▸ Task objective: Identify each line below that contains the word "nginx", and copy it out.

▸ Records from a collection:
- - -
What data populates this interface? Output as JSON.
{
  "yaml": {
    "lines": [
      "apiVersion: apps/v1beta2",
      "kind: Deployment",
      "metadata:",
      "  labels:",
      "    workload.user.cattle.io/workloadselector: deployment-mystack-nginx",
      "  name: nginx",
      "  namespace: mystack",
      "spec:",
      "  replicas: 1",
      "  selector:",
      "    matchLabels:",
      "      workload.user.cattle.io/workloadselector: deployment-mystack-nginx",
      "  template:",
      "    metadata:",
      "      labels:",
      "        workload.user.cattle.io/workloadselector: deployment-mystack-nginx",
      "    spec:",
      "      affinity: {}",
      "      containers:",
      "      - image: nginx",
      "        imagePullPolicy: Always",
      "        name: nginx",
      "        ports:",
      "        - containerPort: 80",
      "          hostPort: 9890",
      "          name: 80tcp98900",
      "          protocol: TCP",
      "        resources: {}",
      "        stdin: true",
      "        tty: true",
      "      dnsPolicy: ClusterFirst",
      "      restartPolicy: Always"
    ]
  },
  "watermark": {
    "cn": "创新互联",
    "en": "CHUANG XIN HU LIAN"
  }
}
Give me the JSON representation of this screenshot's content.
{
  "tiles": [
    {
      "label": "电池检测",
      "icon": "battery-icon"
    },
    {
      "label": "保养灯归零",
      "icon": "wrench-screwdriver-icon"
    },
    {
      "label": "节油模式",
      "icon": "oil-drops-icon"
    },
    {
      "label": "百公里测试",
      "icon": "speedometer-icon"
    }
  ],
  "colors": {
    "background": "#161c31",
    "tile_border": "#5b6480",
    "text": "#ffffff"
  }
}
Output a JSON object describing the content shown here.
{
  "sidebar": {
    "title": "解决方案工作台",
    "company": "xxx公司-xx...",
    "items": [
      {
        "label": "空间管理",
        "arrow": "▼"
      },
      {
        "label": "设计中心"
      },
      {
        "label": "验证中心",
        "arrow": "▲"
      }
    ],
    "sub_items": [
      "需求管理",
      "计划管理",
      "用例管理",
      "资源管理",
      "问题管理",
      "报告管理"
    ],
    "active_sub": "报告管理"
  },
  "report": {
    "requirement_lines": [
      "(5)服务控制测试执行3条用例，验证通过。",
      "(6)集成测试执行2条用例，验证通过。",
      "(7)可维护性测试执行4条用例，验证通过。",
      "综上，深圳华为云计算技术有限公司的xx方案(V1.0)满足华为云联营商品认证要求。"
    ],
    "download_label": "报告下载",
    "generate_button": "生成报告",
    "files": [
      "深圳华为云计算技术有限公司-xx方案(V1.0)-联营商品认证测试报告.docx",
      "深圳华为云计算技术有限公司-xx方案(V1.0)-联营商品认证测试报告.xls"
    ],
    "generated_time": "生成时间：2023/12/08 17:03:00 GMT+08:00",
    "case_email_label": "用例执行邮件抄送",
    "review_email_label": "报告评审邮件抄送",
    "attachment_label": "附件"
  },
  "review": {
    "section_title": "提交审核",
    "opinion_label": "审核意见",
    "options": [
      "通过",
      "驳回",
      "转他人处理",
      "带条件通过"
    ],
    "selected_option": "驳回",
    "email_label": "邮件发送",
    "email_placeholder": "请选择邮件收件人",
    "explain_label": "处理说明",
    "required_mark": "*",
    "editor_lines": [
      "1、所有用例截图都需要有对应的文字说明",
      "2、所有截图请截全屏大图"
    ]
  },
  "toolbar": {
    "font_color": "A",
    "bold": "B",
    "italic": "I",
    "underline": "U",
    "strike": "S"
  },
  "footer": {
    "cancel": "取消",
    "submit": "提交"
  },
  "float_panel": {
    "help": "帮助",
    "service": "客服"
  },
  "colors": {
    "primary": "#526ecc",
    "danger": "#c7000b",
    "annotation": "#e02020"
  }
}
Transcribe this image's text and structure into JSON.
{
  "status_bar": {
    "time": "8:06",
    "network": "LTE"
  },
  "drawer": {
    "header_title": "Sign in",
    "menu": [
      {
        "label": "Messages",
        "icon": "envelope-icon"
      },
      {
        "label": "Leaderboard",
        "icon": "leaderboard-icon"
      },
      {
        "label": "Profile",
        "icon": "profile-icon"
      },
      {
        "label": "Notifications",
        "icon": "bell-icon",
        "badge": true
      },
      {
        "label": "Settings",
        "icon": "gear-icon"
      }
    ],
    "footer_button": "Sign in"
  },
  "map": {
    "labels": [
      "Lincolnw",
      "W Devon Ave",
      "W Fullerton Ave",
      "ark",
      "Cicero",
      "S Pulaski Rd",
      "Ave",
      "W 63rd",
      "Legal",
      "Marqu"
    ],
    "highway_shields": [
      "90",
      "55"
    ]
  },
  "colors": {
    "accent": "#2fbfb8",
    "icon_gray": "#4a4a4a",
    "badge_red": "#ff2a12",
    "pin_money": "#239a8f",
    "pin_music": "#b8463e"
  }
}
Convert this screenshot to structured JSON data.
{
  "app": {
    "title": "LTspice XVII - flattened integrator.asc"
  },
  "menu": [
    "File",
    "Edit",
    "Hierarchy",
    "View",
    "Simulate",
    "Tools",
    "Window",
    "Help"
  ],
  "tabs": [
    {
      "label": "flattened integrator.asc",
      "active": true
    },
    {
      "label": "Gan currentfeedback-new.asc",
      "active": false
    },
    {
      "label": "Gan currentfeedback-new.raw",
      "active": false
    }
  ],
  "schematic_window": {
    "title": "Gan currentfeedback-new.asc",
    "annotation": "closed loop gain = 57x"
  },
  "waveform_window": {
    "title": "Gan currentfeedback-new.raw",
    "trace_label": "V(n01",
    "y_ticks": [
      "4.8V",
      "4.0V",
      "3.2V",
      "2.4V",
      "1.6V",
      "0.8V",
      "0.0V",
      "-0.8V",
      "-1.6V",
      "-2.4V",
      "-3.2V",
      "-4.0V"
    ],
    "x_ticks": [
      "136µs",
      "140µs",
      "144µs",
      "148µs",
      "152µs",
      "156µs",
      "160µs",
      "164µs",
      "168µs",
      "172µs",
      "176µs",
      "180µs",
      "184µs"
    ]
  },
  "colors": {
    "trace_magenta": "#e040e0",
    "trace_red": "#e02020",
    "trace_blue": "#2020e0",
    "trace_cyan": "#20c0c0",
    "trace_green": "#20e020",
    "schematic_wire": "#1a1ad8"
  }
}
- - -
▸ Reply to the task:
      "    workload.user.cattle.io/workloadselector: deployment-mystack-nginx",
      "  name: nginx",
      "      workload.user.cattle.io/workloadselector: deployment-mystack-nginx",
      "        workload.user.cattle.io/workloadselector: deployment-mystack-nginx",
      "      - image: nginx",
      "        name: nginx",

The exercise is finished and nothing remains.